Your objective: Below are some records: retype them all exactly, but not the pictures.
Start Provided material
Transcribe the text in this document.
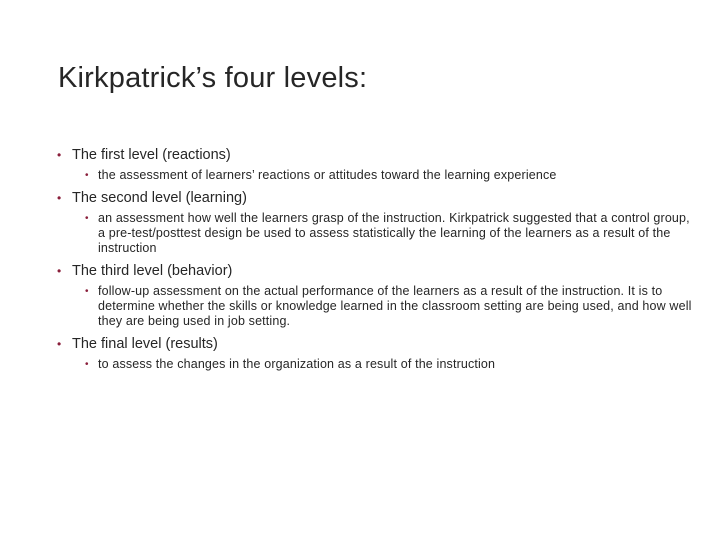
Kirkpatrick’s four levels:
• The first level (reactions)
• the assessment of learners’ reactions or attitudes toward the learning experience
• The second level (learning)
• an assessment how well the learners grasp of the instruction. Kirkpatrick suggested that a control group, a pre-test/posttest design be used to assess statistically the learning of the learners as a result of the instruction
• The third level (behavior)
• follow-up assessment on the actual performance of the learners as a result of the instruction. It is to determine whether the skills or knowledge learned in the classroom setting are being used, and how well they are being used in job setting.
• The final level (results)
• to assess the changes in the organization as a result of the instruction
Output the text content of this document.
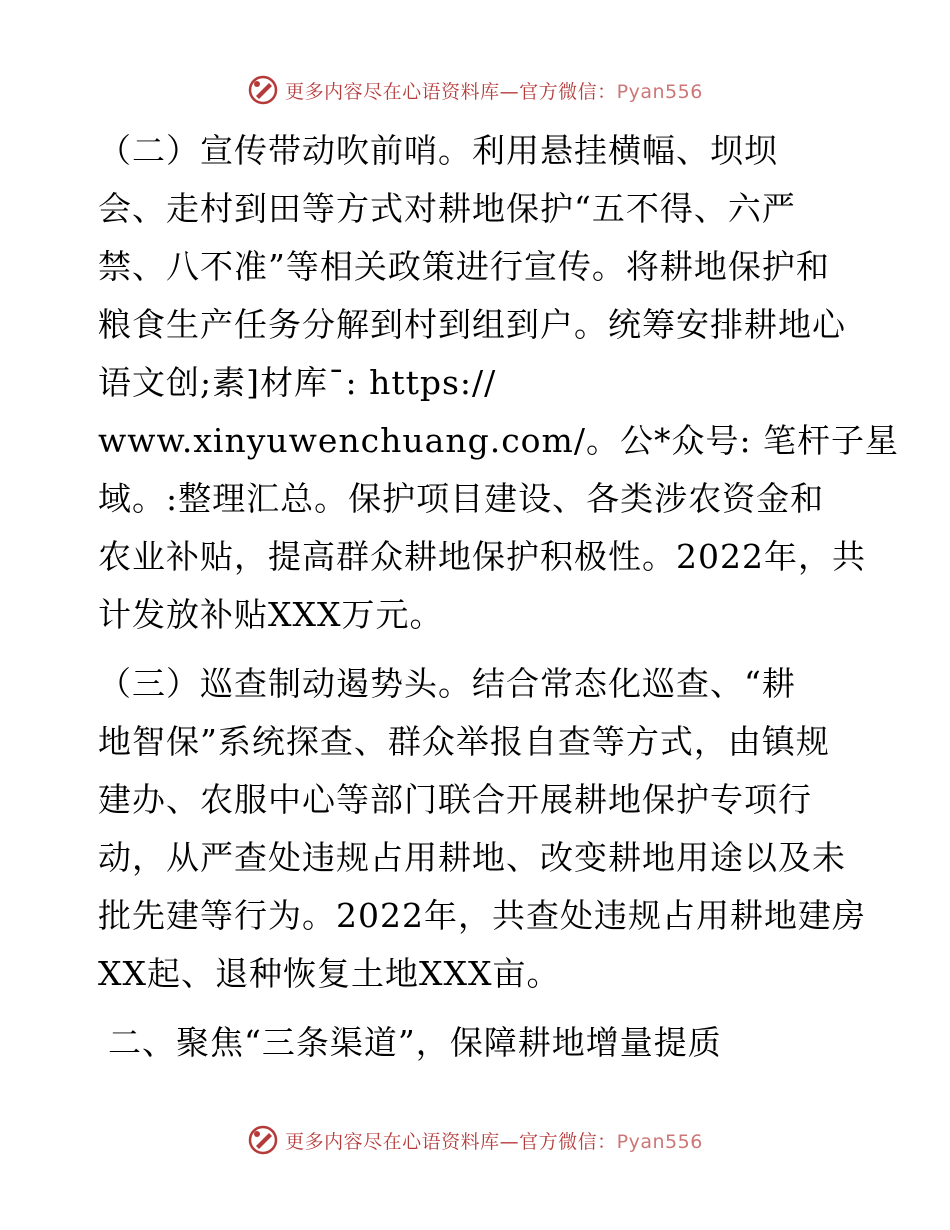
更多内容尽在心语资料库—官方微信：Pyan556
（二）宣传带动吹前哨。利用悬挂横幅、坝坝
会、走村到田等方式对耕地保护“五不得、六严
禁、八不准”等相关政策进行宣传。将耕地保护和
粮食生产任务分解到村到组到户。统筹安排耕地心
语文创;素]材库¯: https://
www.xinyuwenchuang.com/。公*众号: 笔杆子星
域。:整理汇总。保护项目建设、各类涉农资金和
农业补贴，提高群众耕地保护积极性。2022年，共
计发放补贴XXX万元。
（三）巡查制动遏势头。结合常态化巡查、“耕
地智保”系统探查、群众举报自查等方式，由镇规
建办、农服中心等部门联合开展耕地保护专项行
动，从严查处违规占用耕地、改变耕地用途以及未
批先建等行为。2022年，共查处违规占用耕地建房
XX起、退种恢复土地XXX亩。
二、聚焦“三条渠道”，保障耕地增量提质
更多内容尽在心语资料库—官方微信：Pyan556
End Provided material
Task solution:
Transcribe the text in this document.
Kirkpatrick’s four levels:
• The first level (reactions)
• the assessment of learners’ reactions or attitudes toward the learning experience
• The second level (learning)
• an assessment how well the learners grasp of the instruction. Kirkpatrick suggested that a control group, a pre-test/posttest design be used to assess statistically the learning of the learners as a result of the instruction
• The third level (behavior)
• follow-up assessment on the actual performance of the learners as a result of the instruction. It is to determine whether the skills or knowledge learned in the classroom setting are being used, and how well they are being used in job setting.
• The final level (results)
• to assess the changes in the organization as a result of the instruction
Output the text content of this document.
更多内容尽在心语资料库—官方微信：Pyan556
（二）宣传带动吹前哨。利用悬挂横幅、坝坝
会、走村到田等方式对耕地保护“五不得、六严
禁、八不准”等相关政策进行宣传。将耕地保护和
粮食生产任务分解到村到组到户。统筹安排耕地心
语文创;素]材库¯: https://
www.xinyuwenchuang.com/。公*众号: 笔杆子星
域。:整理汇总。保护项目建设、各类涉农资金和
农业补贴，提高群众耕地保护积极性。2022年，共
计发放补贴XXX万元。
（三）巡查制动遏势头。结合常态化巡查、“耕
地智保”系统探查、群众举报自查等方式，由镇规
建办、农服中心等部门联合开展耕地保护专项行
动，从严查处违规占用耕地、改变耕地用途以及未
批先建等行为。2022年，共查处违规占用耕地建房
XX起、退种恢复土地XXX亩。
二、聚焦“三条渠道”，保障耕地增量提质
更多内容尽在心语资料库—官方微信：Pyan556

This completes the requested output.